◆ TASK
Repeat, exactly and completely, the entries shown underneath.

◆ INPUT

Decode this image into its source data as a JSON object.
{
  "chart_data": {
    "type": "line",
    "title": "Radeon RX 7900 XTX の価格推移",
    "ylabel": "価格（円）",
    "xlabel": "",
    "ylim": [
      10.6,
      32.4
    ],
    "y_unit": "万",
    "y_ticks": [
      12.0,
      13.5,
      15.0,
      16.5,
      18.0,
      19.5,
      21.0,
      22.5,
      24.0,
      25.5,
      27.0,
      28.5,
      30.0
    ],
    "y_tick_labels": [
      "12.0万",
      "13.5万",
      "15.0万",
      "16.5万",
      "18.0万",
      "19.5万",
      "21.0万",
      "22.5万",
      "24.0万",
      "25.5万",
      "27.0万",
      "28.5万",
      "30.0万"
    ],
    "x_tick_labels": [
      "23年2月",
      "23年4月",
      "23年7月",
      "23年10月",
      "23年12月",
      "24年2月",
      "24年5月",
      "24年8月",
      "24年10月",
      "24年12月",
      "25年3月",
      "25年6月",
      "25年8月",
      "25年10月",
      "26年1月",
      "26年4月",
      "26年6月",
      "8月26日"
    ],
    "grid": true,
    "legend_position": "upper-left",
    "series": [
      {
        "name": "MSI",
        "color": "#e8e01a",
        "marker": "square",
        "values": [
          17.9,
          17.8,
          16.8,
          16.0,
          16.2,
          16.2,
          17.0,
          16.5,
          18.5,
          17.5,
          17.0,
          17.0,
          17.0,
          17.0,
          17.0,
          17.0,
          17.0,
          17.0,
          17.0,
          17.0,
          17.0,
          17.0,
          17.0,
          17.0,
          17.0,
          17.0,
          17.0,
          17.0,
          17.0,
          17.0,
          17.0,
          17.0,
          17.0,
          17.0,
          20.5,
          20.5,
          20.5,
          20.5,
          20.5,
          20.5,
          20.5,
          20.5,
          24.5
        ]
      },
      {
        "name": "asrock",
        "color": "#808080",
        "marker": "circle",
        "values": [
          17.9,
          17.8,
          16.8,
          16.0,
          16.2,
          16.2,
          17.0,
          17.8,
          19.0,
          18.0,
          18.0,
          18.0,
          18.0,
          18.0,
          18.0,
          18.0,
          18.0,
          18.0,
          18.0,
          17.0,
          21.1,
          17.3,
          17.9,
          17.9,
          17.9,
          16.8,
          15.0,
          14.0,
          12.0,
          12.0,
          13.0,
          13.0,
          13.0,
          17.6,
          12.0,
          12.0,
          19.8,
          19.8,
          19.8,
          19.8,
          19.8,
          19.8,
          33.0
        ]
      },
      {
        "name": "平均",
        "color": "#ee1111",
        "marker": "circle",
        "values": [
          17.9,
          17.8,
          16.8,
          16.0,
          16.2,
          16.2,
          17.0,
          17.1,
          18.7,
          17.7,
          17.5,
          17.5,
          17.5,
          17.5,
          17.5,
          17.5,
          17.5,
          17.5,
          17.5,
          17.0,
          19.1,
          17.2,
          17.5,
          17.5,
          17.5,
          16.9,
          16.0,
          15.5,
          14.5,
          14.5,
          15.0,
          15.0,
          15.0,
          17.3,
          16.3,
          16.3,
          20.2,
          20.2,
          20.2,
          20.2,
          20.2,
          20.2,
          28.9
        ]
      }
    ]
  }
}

◆ EXPECTED ANSWER
Decode this image into its source data as a JSON object.
{
  "chart_data": {
    "type": "line",
    "title": "Radeon RX 7900 XTX の価格推移",
    "ylabel": "価格（円）",
    "xlabel": "",
    "ylim": [
      10.6,
      32.4
    ],
    "y_unit": "万",
    "y_ticks": [
      12.0,
      13.5,
      15.0,
      16.5,
      18.0,
      19.5,
      21.0,
      22.5,
      24.0,
      25.5,
      27.0,
      28.5,
      30.0
    ],
    "y_tick_labels": [
      "12.0万",
      "13.5万",
      "15.0万",
      "16.5万",
      "18.0万",
      "19.5万",
      "21.0万",
      "22.5万",
      "24.0万",
      "25.5万",
      "27.0万",
      "28.5万",
      "30.0万"
    ],
    "x_tick_labels": [
      "23年2月",
      "23年4月",
      "23年7月",
      "23年10月",
      "23年12月",
      "24年2月",
      "24年5月",
      "24年8月",
      "24年10月",
      "24年12月",
      "25年3月",
      "25年6月",
      "25年8月",
      "25年10月",
      "26年1月",
      "26年4月",
      "26年6月",
      "8月26日"
    ],
    "grid": true,
    "legend_position": "upper-left",
    "series": [
      {
        "name": "MSI",
        "color": "#e8e01a",
        "marker": "square",
        "values": [
          17.9,
          17.8,
          16.8,
          16.0,
          16.2,
          16.2,
          17.0,
          16.5,
          18.5,
          17.5,
          17.0,
          17.0,
          17.0,
          17.0,
          17.0,
          17.0,
          17.0,
          17.0,
          17.0,
          17.0,
          17.0,
          17.0,
          17.0,
          17.0,
          17.0,
          17.0,
          17.0,
          17.0,
          17.0,
          17.0,
          17.0,
          17.0,
          17.0,
          17.0,
          20.5,
          20.5,
          20.5,
          20.5,
          20.5,
          20.5,
          20.5,
          20.5,
          24.5
        ]
      },
      {
        "name": "asrock",
        "color": "#808080",
        "marker": "circle",
        "values": [
          17.9,
          17.8,
          16.8,
          16.0,
          16.2,
          16.2,
          17.0,
          17.8,
          19.0,
          18.0,
          18.0,
          18.0,
          18.0,
          18.0,
          18.0,
          18.0,
          18.0,
          18.0,
          18.0,
          17.0,
          21.1,
          17.3,
          17.9,
          17.9,
          17.9,
          16.8,
          15.0,
          14.0,
          12.0,
          12.0,
          13.0,
          13.0,
          13.0,
          17.6,
          12.0,
          12.0,
          19.8,
          19.8,
          19.8,
          19.8,
          19.8,
          19.8,
          33.0
        ]
      },
      {
        "name": "平均",
        "color": "#ee1111",
        "marker": "circle",
        "values": [
          17.9,
          17.8,
          16.8,
          16.0,
          16.2,
          16.2,
          17.0,
          17.1,
          18.7,
          17.7,
          17.5,
          17.5,
          17.5,
          17.5,
          17.5,
          17.5,
          17.5,
          17.5,
          17.5,
          17.0,
          19.1,
          17.2,
          17.5,
          17.5,
          17.5,
          16.9,
          16.0,
          15.5,
          14.5,
          14.5,
          15.0,
          15.0,
          15.0,
          17.3,
          16.3,
          16.3,
          20.2,
          20.2,
          20.2,
          20.2,
          20.2,
          20.2,
          28.9
        ]
      }
    ]
  }
}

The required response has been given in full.